Quote the line containing "Output the text content of this document." and all lines that follow it in the listing below, exactly as written.
— START Information given —
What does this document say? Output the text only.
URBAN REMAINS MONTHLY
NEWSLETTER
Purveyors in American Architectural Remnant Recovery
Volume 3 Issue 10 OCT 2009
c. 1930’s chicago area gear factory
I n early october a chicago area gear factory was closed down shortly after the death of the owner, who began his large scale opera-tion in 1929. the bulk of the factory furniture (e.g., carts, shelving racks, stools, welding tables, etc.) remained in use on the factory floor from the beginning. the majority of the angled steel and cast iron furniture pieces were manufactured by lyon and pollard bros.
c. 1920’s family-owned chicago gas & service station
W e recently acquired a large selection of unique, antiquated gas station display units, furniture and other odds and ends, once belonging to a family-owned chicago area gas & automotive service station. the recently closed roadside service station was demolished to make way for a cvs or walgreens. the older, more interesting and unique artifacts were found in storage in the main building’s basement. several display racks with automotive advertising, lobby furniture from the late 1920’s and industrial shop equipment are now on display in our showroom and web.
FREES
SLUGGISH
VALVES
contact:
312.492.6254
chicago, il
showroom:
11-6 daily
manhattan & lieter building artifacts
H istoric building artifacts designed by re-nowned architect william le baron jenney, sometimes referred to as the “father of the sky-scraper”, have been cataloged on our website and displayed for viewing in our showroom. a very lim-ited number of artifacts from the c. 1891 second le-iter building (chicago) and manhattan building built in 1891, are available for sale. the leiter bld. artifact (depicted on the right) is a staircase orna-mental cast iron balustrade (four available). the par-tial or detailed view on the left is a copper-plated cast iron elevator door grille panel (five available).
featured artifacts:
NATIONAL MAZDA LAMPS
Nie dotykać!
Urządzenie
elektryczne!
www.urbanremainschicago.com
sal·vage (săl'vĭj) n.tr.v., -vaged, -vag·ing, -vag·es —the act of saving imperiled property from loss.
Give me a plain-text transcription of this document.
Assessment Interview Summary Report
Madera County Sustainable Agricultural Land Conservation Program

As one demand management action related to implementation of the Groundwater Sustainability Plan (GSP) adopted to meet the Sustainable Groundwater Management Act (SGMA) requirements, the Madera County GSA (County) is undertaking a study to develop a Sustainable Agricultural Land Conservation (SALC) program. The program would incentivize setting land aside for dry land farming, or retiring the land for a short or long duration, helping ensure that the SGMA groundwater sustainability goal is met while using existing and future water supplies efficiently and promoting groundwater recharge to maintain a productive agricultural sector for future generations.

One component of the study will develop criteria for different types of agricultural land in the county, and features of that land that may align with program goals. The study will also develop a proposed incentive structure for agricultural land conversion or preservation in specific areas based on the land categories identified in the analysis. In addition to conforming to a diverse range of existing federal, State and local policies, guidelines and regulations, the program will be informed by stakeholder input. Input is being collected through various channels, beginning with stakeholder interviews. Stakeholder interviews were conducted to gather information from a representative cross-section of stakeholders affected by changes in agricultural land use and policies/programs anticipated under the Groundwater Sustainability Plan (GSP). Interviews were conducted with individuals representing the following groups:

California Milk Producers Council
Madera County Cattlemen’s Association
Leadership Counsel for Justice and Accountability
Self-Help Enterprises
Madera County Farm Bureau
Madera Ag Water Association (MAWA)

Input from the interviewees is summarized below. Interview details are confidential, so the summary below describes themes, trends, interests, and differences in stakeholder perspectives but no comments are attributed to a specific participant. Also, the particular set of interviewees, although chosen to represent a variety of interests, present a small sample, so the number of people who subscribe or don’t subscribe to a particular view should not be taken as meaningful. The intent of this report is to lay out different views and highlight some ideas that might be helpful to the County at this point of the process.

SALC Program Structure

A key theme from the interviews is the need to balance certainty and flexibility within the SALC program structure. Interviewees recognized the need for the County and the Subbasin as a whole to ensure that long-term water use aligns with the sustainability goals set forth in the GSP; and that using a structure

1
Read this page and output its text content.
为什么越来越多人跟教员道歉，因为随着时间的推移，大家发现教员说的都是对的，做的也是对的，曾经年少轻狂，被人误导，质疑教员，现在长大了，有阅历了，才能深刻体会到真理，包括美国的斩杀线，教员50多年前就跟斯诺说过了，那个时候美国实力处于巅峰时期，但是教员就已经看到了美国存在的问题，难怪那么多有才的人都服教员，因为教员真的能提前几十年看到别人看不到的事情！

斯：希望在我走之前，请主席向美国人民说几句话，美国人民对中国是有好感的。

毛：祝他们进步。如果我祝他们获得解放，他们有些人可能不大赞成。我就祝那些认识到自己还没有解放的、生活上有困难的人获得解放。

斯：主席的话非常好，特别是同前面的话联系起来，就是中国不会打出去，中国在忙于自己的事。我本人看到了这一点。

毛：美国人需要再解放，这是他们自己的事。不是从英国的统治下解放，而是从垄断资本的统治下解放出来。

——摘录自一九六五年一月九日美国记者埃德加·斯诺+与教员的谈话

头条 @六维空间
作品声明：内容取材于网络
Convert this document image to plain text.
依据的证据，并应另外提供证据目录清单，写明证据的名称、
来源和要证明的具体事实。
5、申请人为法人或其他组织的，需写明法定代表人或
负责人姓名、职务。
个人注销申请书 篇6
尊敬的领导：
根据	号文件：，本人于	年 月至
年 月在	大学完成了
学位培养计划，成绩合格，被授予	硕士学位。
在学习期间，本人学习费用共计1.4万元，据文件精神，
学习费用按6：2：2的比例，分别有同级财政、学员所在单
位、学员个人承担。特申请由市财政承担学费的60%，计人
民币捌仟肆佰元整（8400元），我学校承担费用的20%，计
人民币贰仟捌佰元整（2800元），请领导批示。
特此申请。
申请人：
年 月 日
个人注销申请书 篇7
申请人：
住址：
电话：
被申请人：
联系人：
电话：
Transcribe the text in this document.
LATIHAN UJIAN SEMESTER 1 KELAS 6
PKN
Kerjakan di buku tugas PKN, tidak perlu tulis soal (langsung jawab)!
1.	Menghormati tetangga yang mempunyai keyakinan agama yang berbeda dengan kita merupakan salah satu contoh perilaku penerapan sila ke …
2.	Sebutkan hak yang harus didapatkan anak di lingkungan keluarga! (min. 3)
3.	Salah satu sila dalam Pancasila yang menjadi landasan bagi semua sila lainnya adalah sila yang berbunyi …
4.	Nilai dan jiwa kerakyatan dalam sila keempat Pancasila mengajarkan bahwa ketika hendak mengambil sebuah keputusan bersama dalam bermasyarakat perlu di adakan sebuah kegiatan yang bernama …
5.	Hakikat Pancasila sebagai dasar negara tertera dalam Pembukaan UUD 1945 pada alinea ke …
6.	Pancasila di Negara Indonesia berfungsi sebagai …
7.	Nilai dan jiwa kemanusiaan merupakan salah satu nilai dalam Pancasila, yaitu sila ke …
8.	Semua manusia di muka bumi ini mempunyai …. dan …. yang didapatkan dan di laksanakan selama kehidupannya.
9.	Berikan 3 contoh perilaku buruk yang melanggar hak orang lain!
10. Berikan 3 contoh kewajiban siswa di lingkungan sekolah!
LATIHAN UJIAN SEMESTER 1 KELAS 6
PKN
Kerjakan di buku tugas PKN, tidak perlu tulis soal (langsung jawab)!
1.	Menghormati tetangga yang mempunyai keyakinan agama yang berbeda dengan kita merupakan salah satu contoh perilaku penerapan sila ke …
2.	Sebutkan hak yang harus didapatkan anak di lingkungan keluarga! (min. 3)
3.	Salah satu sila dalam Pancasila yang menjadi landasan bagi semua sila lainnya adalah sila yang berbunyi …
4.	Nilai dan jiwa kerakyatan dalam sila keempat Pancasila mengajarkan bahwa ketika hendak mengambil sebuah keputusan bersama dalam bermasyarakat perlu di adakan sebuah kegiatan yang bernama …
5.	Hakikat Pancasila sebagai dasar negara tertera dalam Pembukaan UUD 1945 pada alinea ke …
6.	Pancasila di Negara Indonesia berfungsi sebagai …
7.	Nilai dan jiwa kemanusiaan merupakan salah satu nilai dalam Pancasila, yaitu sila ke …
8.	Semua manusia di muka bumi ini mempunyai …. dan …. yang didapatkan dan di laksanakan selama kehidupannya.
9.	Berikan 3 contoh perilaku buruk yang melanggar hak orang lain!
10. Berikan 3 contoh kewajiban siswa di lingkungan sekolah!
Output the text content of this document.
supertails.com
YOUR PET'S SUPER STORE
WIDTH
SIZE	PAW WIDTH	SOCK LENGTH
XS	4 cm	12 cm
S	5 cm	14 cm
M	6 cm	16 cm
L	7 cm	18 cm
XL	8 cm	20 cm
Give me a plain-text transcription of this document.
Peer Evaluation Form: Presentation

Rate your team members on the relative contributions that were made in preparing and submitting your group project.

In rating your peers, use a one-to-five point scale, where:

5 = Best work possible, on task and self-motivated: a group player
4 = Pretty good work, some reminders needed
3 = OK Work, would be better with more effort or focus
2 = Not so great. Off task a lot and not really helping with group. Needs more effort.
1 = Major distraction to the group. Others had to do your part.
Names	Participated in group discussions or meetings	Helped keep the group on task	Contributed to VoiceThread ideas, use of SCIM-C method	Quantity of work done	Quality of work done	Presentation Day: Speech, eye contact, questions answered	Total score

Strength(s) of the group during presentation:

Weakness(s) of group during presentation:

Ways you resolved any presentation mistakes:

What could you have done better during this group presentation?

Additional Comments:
— END Information given —
Complete answer =>
Output the text content of this document.
supertails.com
YOUR PET'S SUPER STORE
WIDTH
SIZE	PAW WIDTH	SOCK LENGTH
XS	4 cm	12 cm
S	5 cm	14 cm
M	6 cm	16 cm
L	7 cm	18 cm
XL	8 cm	20 cm
Give me a plain-text transcription of this document.
Peer Evaluation Form: Presentation

Rate your team members on the relative contributions that were made in preparing and submitting your group project.

In rating your peers, use a one-to-five point scale, where:

5 = Best work possible, on task and self-motivated: a group player
4 = Pretty good work, some reminders needed
3 = OK Work, would be better with more effort or focus
2 = Not so great. Off task a lot and not really helping with group. Needs more effort.
1 = Major distraction to the group. Others had to do your part.
Names	Participated in group discussions or meetings	Helped keep the group on task	Contributed to VoiceThread ideas, use of SCIM-C method	Quantity of work done	Quality of work done	Presentation Day: Speech, eye contact, questions answered	Total score

Strength(s) of the group during presentation:

Weakness(s) of group during presentation:

Ways you resolved any presentation mistakes:

What could you have done better during this group presentation?

Additional Comments:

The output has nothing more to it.